- TEXT:
------------------------------------------------
The author unveils not the fearless wanderer whose mappings and 30 books brought Stark awards from the likes of the Royal Geographical Society and made her a darling of British society. Instead Stark is seen as humble, insecure, and forever caught in the role of perpetual alien--be it when the English-born child grows up in Italy, where her mother lives in scandal, or when she plunges alone into the East, a feat never before accomplished by a Westerner.

An unwilling iconoclast whose love of travel, she would say, began as an infant when her father carried her in a basket over the Dolomites, Stark longed for the social security of the times: marriage and children. Proposals fell through, on occasion her beloved was married, or the romantic emotions she felt went unrequited--and besides, as a friend later pointed out, marriage would have spoiled her with its confinements. Rising above depression, self-imposed ostracism, and her numerous illnesses, Stark learned Arabic and how to climb mountains, map, partake in geographical digs, and find a niche in strange cultures.
------------------------------------------------
- DATA EXCERPT:
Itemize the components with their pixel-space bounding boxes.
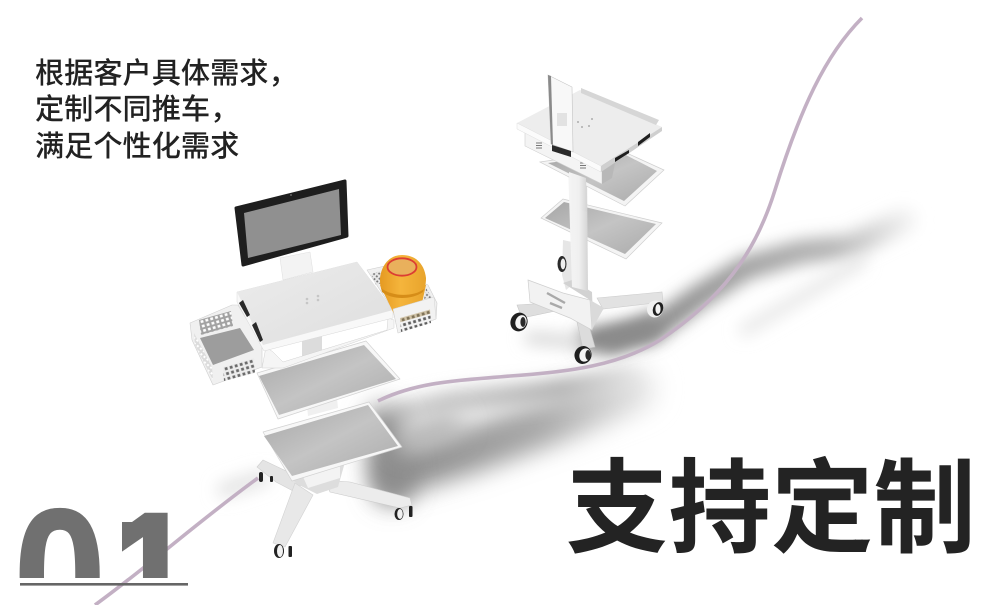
------------------------------------------------
- PROBLEM TO SOLVE: Set down the passage about Stark's life and travels above, word for word and complete.

- EXERCISE RESULT:
The author unveils not the fearless wanderer whose mappings and 30 books brought Stark awards from the likes of the Royal Geographical Society and made her a darling of British society. Instead Stark is seen as humble, insecure, and forever caught in the role of perpetual alien--be it when the English-born child grows up in Italy, where her mother lives in scandal, or when she plunges alone into the East, a feat never before accomplished by a Westerner.

An unwilling iconoclast whose love of travel, she would say, began as an infant when her father carried her in a basket over the Dolomites, Stark longed for the social security of the times: marriage and children. Proposals fell through, on occasion her beloved was married, or the romantic emotions she felt went unrequited--and besides, as a friend later pointed out, marriage would have spoiled her with its confinements. Rising above depression, self-imposed ostracism, and her numerous illnesses, Stark learned Arabic and how to climb mountains, map, partake in geographical digs, and find a niche in strange cultures.